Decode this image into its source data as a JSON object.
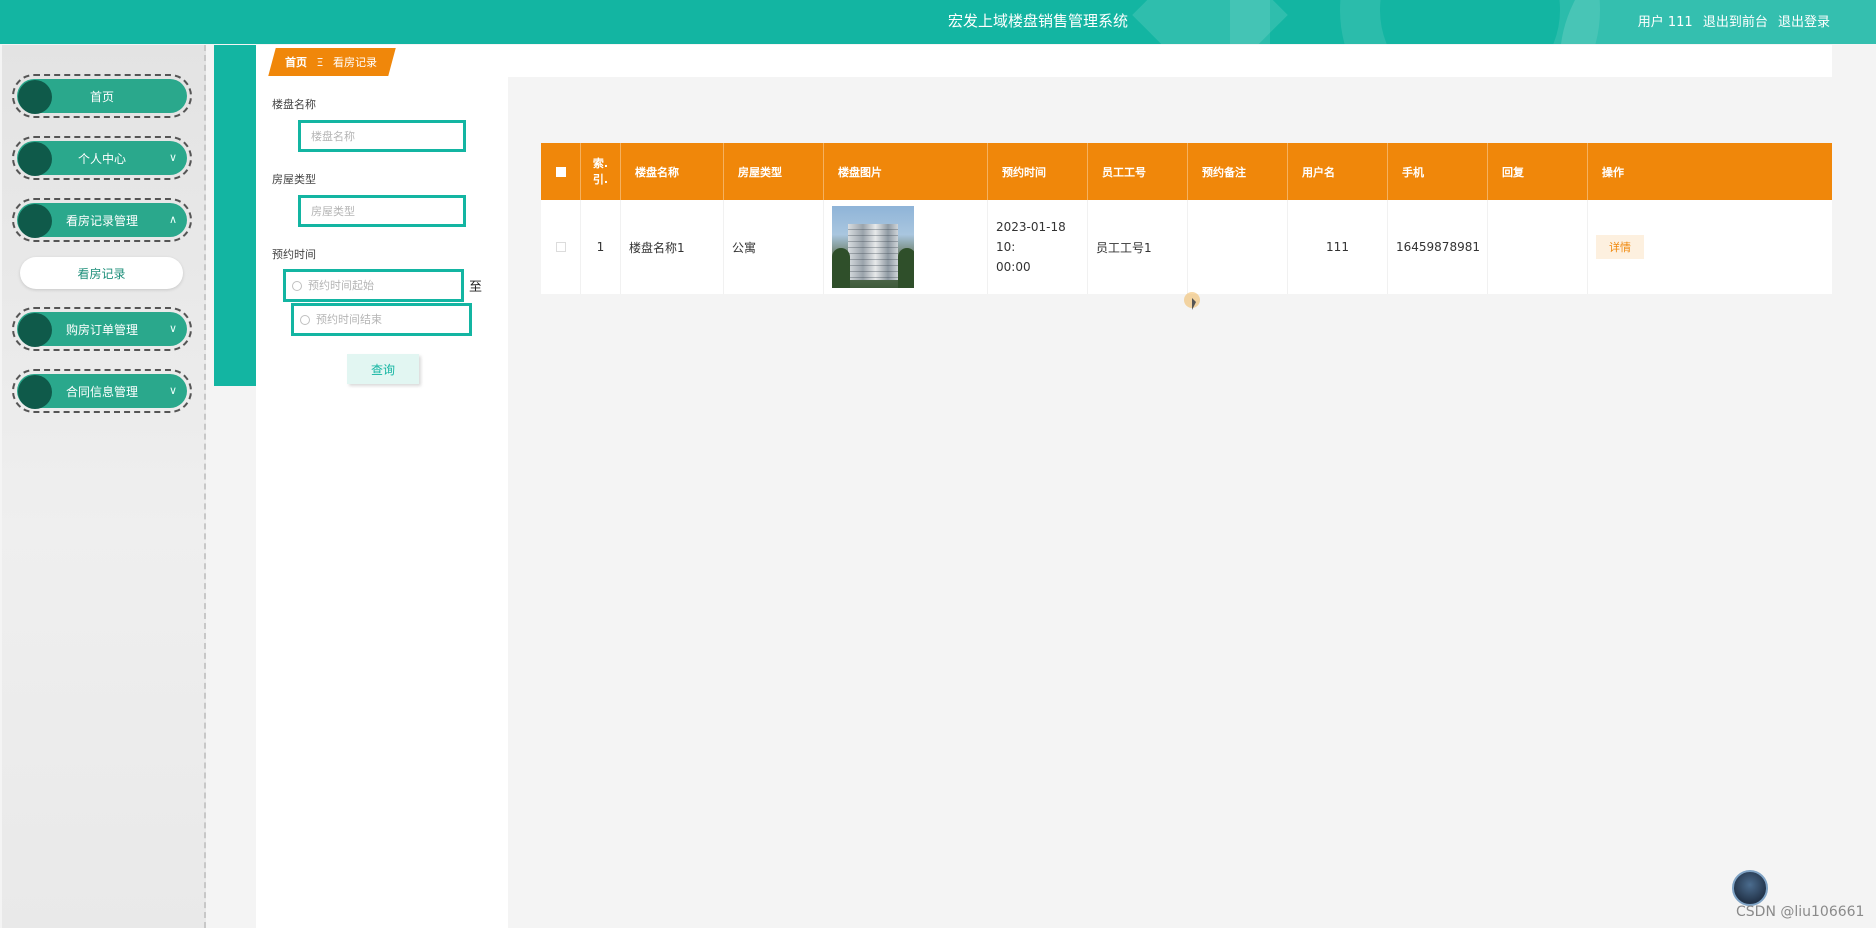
{
  "header": {
    "title": "宏发上域楼盘销售管理系统",
    "user_label": "用户 111",
    "to_front": "退出到前台",
    "logout": "退出登录"
  },
  "sidebar": {
    "items": [
      {
        "label": "首页"
      },
      {
        "label": "个人中心"
      },
      {
        "label": "看房记录管理"
      },
      {
        "label": "购房订单管理"
      },
      {
        "label": "合同信息管理"
      }
    ],
    "submenu": "看房记录"
  },
  "breadcrumb": {
    "home": "首页",
    "separator": "Ξ",
    "current": "看房记录"
  },
  "search": {
    "name_label": "楼盘名称",
    "name_placeholder": "楼盘名称",
    "type_label": "房屋类型",
    "type_placeholder": "房屋类型",
    "time_label": "预约时间",
    "start_placeholder": "预约时间起始",
    "to_text": "至",
    "end_placeholder": "预约时间结束",
    "button": "查询"
  },
  "table": {
    "columns": [
      "索引",
      "楼盘名称",
      "房屋类型",
      "楼盘图片",
      "预约时间",
      "员工工号",
      "预约备注",
      "用户名",
      "手机",
      "回复",
      "操作"
    ],
    "index_header_lines": [
      "索.",
      "引."
    ],
    "rows": [
      {
        "index": "1",
        "name": "楼盘名称1",
        "type": "公寓",
        "time": "2023-01-18 10:00:00",
        "time_line1": "2023-01-18 10:",
        "time_line2": "00:00",
        "staff": "员工工号1",
        "remark": "",
        "username": "111",
        "phone": "16459878981",
        "reply": "",
        "action": "详情"
      }
    ]
  },
  "watermark": "CSDN @liu106661",
  "colors": {
    "teal": "#13b5a2",
    "orange": "#f0870a",
    "menu_green": "#2aa88c"
  }
}
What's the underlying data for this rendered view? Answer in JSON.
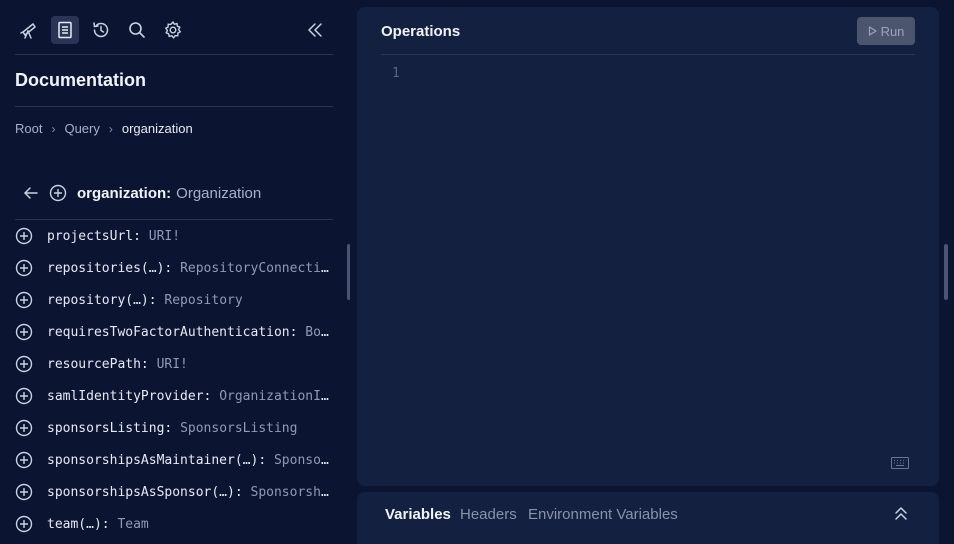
{
  "sidebar": {
    "tools": [
      {
        "name": "explorer-icon"
      },
      {
        "name": "docs-icon",
        "active": true
      },
      {
        "name": "history-icon"
      },
      {
        "name": "search-icon"
      },
      {
        "name": "gear-icon"
      }
    ],
    "collapse_icon": "double-chevron-left-icon"
  },
  "docs": {
    "title": "Documentation",
    "breadcrumb": [
      "Root",
      "Query",
      "organization"
    ],
    "field": {
      "name": "organization:",
      "type": "Organization"
    },
    "fields": [
      {
        "name": "projectsUrl:",
        "type": "URI!"
      },
      {
        "name": "repositories(…):",
        "type": "RepositoryConnection!"
      },
      {
        "name": "repository(…):",
        "type": "Repository"
      },
      {
        "name": "requiresTwoFactorAuthentication:",
        "type": "Boolean"
      },
      {
        "name": "resourcePath:",
        "type": "URI!"
      },
      {
        "name": "samlIdentityProvider:",
        "type": "OrganizationIdentityProvider"
      },
      {
        "name": "sponsorsListing:",
        "type": "SponsorsListing"
      },
      {
        "name": "sponsorshipsAsMaintainer(…):",
        "type": "SponsorshipConnection!"
      },
      {
        "name": "sponsorshipsAsSponsor(…):",
        "type": "SponsorshipConnection!"
      },
      {
        "name": "team(…):",
        "type": "Team"
      }
    ]
  },
  "editor": {
    "title": "Operations",
    "run_label": "Run",
    "line_number": "1"
  },
  "bottom": {
    "tabs": [
      "Variables",
      "Headers",
      "Environment Variables"
    ]
  },
  "colors": {
    "background": "#0b1431",
    "panel": "#14203f",
    "run_button": "#4b556e"
  }
}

- Exercise directions -
Repeat the data exactly, without the pictures.

- Final result -
Decode this image into its source data as a JSON object.
{
  "header": {
    "title": "宏发上域楼盘销售管理系统",
    "user_label": "用户 111",
    "to_front": "退出到前台",
    "logout": "退出登录"
  },
  "sidebar": {
    "items": [
      {
        "label": "首页"
      },
      {
        "label": "个人中心"
      },
      {
        "label": "看房记录管理"
      },
      {
        "label": "购房订单管理"
      },
      {
        "label": "合同信息管理"
      }
    ],
    "submenu": "看房记录"
  },
  "breadcrumb": {
    "home": "首页",
    "separator": "Ξ",
    "current": "看房记录"
  },
  "search": {
    "name_label": "楼盘名称",
    "name_placeholder": "楼盘名称",
    "type_label": "房屋类型",
    "type_placeholder": "房屋类型",
    "time_label": "预约时间",
    "start_placeholder": "预约时间起始",
    "to_text": "至",
    "end_placeholder": "预约时间结束",
    "button": "查询"
  },
  "table": {
    "columns": [
      "索引",
      "楼盘名称",
      "房屋类型",
      "楼盘图片",
      "预约时间",
      "员工工号",
      "预约备注",
      "用户名",
      "手机",
      "回复",
      "操作"
    ],
    "index_header_lines": [
      "索.",
      "引."
    ],
    "rows": [
      {
        "index": "1",
        "name": "楼盘名称1",
        "type": "公寓",
        "time": "2023-01-18 10:00:00",
        "time_line1": "2023-01-18 10:",
        "time_line2": "00:00",
        "staff": "员工工号1",
        "remark": "",
        "username": "111",
        "phone": "16459878981",
        "reply": "",
        "action": "详情"
      }
    ]
  },
  "watermark": "CSDN @liu106661",
  "colors": {
    "teal": "#13b5a2",
    "orange": "#f0870a",
    "menu_green": "#2aa88c"
  }
}
What's the underlying data for this rendered view? Answer in JSON.
{
  "sidebar": {
    "tools": [
      {
        "name": "explorer-icon"
      },
      {
        "name": "docs-icon",
        "active": true
      },
      {
        "name": "history-icon"
      },
      {
        "name": "search-icon"
      },
      {
        "name": "gear-icon"
      }
    ],
    "collapse_icon": "double-chevron-left-icon"
  },
  "docs": {
    "title": "Documentation",
    "breadcrumb": [
      "Root",
      "Query",
      "organization"
    ],
    "field": {
      "name": "organization:",
      "type": "Organization"
    },
    "fields": [
      {
        "name": "projectsUrl:",
        "type": "URI!"
      },
      {
        "name": "repositories(…):",
        "type": "RepositoryConnection!"
      },
      {
        "name": "repository(…):",
        "type": "Repository"
      },
      {
        "name": "requiresTwoFactorAuthentication:",
        "type": "Boolean"
      },
      {
        "name": "resourcePath:",
        "type": "URI!"
      },
      {
        "name": "samlIdentityProvider:",
        "type": "OrganizationIdentityProvider"
      },
      {
        "name": "sponsorsListing:",
        "type": "SponsorsListing"
      },
      {
        "name": "sponsorshipsAsMaintainer(…):",
        "type": "SponsorshipConnection!"
      },
      {
        "name": "sponsorshipsAsSponsor(…):",
        "type": "SponsorshipConnection!"
      },
      {
        "name": "team(…):",
        "type": "Team"
      }
    ]
  },
  "editor": {
    "title": "Operations",
    "run_label": "Run",
    "line_number": "1"
  },
  "bottom": {
    "tabs": [
      "Variables",
      "Headers",
      "Environment Variables"
    ]
  },
  "colors": {
    "background": "#0b1431",
    "panel": "#14203f",
    "run_button": "#4b556e"
  }
}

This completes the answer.